> _REQUIREMENTS_: Counting only lines that hold "screenshot", give the total and nothing more.

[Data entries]
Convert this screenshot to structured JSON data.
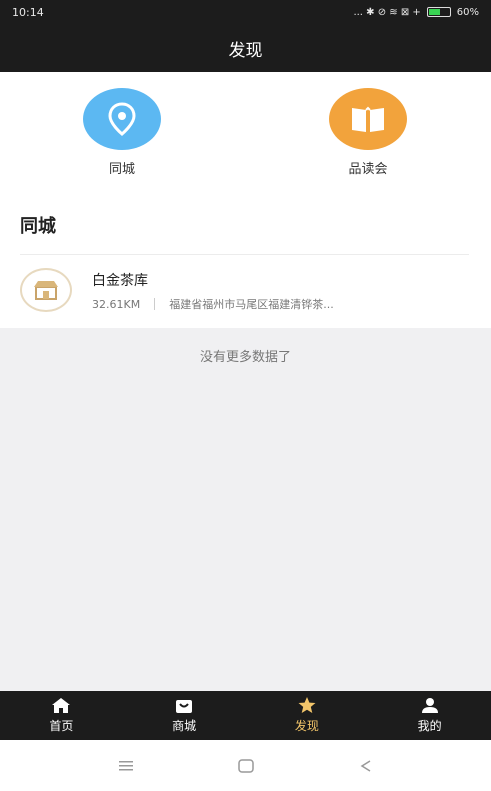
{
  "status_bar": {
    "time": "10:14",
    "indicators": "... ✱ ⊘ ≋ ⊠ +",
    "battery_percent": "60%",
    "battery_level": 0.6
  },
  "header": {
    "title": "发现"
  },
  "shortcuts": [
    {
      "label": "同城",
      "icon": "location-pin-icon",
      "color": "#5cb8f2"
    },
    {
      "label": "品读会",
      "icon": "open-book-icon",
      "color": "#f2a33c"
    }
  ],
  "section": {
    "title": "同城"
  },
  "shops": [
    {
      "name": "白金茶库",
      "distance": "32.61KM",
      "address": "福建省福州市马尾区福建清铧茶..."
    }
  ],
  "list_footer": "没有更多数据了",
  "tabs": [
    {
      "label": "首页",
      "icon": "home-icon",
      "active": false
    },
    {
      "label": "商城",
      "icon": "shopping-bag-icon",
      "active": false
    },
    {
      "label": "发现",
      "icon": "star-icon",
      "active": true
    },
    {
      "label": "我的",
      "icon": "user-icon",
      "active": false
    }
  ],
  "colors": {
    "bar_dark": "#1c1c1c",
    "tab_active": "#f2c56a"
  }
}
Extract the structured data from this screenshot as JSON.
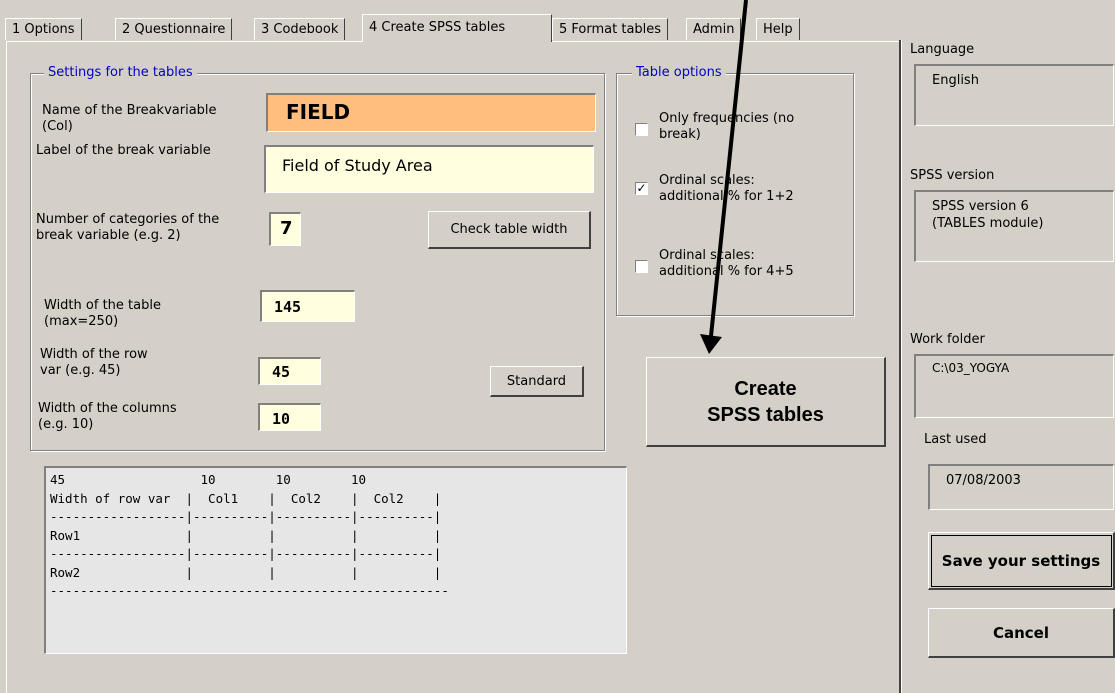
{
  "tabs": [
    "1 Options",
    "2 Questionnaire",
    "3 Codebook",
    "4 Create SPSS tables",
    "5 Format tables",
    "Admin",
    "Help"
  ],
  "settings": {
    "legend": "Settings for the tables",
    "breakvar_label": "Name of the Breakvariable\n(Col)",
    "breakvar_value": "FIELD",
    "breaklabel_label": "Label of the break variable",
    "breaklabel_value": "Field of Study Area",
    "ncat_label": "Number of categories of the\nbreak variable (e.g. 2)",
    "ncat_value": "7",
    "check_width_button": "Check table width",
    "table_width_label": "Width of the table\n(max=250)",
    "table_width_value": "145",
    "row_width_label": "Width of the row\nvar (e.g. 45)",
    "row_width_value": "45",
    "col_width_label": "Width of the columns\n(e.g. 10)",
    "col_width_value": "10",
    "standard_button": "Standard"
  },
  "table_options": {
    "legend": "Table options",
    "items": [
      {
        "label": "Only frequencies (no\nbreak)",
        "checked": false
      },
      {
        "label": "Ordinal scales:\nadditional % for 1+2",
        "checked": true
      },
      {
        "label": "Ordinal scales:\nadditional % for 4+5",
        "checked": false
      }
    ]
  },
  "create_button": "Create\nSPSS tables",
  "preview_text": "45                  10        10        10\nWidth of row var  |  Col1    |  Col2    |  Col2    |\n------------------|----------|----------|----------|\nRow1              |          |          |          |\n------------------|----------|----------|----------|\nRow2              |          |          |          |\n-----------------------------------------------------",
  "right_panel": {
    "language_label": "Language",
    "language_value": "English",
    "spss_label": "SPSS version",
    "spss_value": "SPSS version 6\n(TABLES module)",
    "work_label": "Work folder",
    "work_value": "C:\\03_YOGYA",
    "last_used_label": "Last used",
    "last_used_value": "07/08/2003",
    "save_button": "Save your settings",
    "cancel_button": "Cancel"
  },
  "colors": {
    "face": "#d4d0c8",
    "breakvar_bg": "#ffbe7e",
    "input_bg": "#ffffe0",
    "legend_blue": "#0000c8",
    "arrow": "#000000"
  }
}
---
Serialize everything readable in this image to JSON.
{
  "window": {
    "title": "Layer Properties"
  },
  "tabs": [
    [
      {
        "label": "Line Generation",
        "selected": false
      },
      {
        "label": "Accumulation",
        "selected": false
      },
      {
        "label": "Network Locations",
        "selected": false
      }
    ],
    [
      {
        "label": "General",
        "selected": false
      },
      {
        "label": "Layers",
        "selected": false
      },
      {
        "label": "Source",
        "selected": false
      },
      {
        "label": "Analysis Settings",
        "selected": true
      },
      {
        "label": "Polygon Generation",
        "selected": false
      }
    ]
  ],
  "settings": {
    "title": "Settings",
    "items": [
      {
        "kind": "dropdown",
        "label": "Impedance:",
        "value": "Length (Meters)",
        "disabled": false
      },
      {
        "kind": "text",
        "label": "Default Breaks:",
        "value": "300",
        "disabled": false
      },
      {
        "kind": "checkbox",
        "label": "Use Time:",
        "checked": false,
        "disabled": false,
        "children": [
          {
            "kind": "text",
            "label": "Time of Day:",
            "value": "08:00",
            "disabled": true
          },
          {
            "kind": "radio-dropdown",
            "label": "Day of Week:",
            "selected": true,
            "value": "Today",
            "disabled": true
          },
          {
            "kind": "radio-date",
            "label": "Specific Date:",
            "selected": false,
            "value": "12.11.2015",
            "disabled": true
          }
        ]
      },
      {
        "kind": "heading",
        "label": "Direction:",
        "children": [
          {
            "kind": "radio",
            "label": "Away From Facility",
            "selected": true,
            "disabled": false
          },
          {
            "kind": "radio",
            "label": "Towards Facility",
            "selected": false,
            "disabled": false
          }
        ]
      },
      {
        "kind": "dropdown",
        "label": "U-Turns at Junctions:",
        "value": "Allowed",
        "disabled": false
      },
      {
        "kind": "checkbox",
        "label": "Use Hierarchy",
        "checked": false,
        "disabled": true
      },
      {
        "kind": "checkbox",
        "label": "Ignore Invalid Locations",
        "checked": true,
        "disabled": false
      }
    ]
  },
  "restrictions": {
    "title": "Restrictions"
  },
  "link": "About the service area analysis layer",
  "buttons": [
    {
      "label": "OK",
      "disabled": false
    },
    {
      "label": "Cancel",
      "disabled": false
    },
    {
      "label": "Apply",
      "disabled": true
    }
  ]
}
* * *
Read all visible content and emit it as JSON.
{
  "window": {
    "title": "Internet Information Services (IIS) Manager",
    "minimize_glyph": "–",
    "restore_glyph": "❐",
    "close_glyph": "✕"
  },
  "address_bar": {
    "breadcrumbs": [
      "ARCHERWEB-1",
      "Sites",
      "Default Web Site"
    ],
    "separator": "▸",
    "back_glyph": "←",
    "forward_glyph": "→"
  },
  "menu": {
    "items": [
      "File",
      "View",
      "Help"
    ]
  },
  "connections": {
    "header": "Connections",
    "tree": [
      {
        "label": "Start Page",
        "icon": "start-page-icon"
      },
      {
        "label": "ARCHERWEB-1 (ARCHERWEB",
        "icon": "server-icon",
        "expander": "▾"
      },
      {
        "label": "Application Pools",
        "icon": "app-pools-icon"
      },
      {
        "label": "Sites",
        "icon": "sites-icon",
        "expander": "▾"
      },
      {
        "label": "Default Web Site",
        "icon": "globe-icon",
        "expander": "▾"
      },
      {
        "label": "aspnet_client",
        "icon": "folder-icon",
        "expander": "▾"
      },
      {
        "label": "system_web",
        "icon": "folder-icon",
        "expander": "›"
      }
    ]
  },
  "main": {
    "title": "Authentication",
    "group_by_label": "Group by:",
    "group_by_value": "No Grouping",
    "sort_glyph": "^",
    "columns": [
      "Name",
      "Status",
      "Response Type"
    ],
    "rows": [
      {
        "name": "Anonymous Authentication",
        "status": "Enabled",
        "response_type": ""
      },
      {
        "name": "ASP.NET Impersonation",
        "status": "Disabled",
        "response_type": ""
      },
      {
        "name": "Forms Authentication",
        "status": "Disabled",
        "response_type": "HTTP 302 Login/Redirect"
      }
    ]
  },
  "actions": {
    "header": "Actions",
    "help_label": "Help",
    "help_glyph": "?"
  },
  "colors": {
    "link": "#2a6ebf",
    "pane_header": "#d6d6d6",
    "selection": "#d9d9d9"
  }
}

> _EXERCISE ANSWER_: 2